§ What you will do
Identify all lines in the data containing the string "this". Copy them out.

## Begin

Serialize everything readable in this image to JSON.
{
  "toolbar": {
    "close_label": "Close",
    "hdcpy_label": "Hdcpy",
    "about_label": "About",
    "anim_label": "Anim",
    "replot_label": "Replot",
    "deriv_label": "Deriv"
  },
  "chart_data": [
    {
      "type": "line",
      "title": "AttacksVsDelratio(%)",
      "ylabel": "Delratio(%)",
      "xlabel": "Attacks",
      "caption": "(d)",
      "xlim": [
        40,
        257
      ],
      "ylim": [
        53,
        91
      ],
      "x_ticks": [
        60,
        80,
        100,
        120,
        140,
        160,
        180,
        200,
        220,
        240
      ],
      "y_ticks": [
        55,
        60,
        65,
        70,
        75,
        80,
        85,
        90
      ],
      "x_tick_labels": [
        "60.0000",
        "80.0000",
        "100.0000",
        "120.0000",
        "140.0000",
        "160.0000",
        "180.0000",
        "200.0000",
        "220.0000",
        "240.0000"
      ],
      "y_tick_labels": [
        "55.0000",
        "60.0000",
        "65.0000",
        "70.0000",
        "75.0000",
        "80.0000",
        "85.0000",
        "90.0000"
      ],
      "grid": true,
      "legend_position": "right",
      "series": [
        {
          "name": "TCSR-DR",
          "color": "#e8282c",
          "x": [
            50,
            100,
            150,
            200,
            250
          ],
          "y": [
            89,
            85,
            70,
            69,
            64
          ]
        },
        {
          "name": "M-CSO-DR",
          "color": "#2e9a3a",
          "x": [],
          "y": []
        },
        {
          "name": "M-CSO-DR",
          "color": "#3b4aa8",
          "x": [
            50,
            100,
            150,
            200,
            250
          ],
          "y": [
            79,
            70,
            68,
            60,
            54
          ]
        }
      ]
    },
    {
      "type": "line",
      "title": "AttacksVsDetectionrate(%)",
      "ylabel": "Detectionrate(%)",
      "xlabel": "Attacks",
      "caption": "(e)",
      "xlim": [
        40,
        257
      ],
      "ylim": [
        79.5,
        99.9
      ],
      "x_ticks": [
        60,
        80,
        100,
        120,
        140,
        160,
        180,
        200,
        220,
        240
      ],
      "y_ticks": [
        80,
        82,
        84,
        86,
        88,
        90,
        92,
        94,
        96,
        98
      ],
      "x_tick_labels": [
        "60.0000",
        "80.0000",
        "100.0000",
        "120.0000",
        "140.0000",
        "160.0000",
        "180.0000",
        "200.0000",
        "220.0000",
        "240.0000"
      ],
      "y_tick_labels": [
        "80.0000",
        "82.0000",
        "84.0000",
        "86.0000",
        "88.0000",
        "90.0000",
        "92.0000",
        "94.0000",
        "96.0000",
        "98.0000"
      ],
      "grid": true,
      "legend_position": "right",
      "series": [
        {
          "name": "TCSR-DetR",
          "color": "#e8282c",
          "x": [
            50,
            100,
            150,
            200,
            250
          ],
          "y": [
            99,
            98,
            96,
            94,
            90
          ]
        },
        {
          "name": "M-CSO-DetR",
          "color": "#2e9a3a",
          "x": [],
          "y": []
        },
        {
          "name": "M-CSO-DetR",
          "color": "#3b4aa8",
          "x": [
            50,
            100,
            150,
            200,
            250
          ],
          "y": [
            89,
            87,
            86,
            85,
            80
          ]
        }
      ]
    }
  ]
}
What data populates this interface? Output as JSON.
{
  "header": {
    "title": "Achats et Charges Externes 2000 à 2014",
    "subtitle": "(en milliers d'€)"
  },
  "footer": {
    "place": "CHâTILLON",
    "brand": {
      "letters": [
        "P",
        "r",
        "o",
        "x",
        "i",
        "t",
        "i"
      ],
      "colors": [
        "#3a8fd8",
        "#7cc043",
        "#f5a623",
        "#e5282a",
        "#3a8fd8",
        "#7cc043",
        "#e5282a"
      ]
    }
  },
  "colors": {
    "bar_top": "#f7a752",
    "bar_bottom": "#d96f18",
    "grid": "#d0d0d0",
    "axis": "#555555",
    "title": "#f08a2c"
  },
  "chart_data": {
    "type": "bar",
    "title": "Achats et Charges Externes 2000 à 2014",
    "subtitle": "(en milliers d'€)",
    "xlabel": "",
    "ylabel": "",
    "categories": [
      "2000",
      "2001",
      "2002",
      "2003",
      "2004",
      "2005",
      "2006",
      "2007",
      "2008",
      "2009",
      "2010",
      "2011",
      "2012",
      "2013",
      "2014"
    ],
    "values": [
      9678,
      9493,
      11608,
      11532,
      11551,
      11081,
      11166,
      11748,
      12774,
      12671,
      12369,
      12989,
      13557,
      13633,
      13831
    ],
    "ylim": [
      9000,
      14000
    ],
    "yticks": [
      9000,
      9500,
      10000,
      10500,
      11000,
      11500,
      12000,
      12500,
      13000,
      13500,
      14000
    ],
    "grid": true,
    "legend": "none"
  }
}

## End

§ Task response
Serialize everything readable in this image to JSON.
What data populates this interface? Output as JSON.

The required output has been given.